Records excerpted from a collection
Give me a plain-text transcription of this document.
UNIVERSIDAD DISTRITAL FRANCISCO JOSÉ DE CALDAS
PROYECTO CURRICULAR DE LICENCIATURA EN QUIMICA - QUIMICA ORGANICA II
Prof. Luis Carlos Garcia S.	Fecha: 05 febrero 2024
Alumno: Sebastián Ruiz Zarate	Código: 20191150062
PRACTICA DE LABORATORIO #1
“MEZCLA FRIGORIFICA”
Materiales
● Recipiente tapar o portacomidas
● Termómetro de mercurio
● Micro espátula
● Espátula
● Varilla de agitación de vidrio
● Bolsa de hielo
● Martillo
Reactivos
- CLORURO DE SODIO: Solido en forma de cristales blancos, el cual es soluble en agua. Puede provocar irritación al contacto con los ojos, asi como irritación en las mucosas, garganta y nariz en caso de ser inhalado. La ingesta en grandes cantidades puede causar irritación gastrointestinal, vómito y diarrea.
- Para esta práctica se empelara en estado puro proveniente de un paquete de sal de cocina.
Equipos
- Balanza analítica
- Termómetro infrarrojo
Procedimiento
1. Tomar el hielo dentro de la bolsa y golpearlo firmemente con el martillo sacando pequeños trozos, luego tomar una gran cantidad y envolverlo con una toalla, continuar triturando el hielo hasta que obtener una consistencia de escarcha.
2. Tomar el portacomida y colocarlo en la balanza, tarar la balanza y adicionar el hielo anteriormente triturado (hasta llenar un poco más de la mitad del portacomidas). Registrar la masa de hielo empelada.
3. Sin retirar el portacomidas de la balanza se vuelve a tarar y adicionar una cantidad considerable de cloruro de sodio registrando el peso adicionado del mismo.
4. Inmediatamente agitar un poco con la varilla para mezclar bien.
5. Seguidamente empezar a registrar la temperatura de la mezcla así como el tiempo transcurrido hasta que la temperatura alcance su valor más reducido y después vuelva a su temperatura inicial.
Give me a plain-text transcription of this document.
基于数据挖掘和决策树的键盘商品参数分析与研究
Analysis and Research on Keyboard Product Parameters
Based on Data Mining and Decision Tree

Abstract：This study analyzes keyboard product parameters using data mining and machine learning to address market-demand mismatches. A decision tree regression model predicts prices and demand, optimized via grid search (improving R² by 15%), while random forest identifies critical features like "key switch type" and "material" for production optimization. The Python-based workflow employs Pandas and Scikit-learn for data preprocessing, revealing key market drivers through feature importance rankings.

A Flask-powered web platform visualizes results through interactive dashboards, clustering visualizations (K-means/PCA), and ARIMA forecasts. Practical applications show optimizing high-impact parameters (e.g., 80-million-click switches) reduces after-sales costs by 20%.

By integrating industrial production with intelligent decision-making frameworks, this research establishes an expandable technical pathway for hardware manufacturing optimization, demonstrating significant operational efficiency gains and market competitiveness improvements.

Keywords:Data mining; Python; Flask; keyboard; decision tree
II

PROBLEM DESCRIPTION -
Exactly reproduce every line of the data above.

RESPONSE -
Give me a plain-text transcription of this document.
UNIVERSIDAD DISTRITAL FRANCISCO JOSÉ DE CALDAS
PROYECTO CURRICULAR DE LICENCIATURA EN QUIMICA - QUIMICA ORGANICA II
Prof. Luis Carlos Garcia S.	Fecha: 05 febrero 2024
Alumno: Sebastián Ruiz Zarate	Código: 20191150062
PRACTICA DE LABORATORIO #1
“MEZCLA FRIGORIFICA”
Materiales
● Recipiente tapar o portacomidas
● Termómetro de mercurio
● Micro espátula
● Espátula
● Varilla de agitación de vidrio
● Bolsa de hielo
● Martillo
Reactivos
- CLORURO DE SODIO: Solido en forma de cristales blancos, el cual es soluble en agua. Puede provocar irritación al contacto con los ojos, asi como irritación en las mucosas, garganta y nariz en caso de ser inhalado. La ingesta en grandes cantidades puede causar irritación gastrointestinal, vómito y diarrea.
- Para esta práctica se empelara en estado puro proveniente de un paquete de sal de cocina.
Equipos
- Balanza analítica
- Termómetro infrarrojo
Procedimiento
1. Tomar el hielo dentro de la bolsa y golpearlo firmemente con el martillo sacando pequeños trozos, luego tomar una gran cantidad y envolverlo con una toalla, continuar triturando el hielo hasta que obtener una consistencia de escarcha.
2. Tomar el portacomida y colocarlo en la balanza, tarar la balanza y adicionar el hielo anteriormente triturado (hasta llenar un poco más de la mitad del portacomidas). Registrar la masa de hielo empelada.
3. Sin retirar el portacomidas de la balanza se vuelve a tarar y adicionar una cantidad considerable de cloruro de sodio registrando el peso adicionado del mismo.
4. Inmediatamente agitar un poco con la varilla para mezclar bien.
5. Seguidamente empezar a registrar la temperatura de la mezcla así como el tiempo transcurrido hasta que la temperatura alcance su valor más reducido y después vuelva a su temperatura inicial.
Give me a plain-text transcription of this document.
基于数据挖掘和决策树的键盘商品参数分析与研究
Analysis and Research on Keyboard Product Parameters
Based on Data Mining and Decision Tree

Abstract：This study analyzes keyboard product parameters using data mining and machine learning to address market-demand mismatches. A decision tree regression model predicts prices and demand, optimized via grid search (improving R² by 15%), while random forest identifies critical features like "key switch type" and "material" for production optimization. The Python-based workflow employs Pandas and Scikit-learn for data preprocessing, revealing key market drivers through feature importance rankings.

A Flask-powered web platform visualizes results through interactive dashboards, clustering visualizations (K-means/PCA), and ARIMA forecasts. Practical applications show optimizing high-impact parameters (e.g., 80-million-click switches) reduces after-sales costs by 20%.

By integrating industrial production with intelligent decision-making frameworks, this research establishes an expandable technical pathway for hardware manufacturing optimization, demonstrating significant operational efficiency gains and market competitiveness improvements.

Keywords:Data mining; Python; Flask; keyboard; decision tree
II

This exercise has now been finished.